====== Extracted entries

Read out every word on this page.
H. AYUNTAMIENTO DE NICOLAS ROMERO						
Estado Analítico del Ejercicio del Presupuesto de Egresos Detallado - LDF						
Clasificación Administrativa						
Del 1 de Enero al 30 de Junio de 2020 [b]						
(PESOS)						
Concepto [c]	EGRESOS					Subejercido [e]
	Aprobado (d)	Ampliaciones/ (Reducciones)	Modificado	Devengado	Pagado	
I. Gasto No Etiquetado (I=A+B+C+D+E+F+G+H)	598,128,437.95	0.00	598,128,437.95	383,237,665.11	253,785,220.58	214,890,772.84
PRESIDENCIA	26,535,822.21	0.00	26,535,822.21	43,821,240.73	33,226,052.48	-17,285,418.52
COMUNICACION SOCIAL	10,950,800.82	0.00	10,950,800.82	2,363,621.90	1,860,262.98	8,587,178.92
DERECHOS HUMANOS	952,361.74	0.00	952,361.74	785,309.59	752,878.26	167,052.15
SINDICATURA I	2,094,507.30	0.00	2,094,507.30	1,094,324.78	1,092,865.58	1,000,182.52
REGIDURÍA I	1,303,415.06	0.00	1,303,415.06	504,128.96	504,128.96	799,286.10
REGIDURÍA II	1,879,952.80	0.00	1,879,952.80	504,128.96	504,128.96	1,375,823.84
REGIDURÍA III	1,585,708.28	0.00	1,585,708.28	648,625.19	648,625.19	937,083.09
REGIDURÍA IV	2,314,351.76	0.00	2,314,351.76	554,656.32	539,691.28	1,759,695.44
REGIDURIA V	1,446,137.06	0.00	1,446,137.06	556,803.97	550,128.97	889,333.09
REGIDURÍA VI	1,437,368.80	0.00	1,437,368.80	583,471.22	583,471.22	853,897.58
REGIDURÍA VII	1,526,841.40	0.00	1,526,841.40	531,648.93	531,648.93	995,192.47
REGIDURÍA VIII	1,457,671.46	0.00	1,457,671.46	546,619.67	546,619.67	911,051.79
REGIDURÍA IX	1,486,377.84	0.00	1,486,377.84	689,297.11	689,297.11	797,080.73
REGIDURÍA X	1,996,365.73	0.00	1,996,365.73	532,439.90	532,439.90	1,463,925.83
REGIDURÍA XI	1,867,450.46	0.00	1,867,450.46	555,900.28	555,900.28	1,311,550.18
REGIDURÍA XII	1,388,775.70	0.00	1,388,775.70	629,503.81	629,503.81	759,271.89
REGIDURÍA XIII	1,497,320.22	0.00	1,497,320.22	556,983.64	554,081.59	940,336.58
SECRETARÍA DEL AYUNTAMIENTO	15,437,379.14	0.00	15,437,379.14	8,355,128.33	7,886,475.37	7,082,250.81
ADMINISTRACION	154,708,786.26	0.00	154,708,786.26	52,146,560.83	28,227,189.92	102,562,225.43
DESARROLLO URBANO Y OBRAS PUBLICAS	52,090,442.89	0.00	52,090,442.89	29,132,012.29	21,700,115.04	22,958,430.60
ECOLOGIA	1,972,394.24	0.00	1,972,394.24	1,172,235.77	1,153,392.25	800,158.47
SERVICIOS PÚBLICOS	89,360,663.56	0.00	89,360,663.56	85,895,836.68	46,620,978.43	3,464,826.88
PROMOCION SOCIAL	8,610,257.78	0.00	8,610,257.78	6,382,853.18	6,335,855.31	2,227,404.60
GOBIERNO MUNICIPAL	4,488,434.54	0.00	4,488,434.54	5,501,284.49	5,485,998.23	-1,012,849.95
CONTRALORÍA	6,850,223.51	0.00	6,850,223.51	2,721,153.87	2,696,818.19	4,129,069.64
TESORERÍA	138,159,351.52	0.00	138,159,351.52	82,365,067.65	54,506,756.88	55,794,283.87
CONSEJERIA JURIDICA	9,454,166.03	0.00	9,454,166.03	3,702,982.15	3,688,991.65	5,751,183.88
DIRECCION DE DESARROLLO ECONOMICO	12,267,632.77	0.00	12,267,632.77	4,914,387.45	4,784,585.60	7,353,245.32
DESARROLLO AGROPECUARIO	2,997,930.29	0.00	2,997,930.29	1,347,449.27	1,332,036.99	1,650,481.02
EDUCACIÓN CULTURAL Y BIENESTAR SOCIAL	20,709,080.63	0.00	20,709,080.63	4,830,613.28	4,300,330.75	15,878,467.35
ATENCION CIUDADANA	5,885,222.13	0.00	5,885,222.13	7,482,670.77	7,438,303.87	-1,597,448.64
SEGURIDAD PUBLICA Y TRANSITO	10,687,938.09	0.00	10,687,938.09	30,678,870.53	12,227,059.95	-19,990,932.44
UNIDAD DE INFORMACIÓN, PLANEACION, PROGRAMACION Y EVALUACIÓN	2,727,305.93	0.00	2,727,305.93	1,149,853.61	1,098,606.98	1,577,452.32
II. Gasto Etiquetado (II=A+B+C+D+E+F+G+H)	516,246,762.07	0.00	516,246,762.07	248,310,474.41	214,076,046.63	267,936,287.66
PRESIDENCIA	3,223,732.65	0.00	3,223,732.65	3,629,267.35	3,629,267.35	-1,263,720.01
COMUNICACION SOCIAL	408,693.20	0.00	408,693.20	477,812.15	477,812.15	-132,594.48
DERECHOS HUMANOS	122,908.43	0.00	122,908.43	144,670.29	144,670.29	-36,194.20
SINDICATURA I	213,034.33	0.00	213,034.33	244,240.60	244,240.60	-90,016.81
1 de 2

============

* Required work
Give only the count of lines in the data that include the string "Gasto".

* Solution to the exercise
2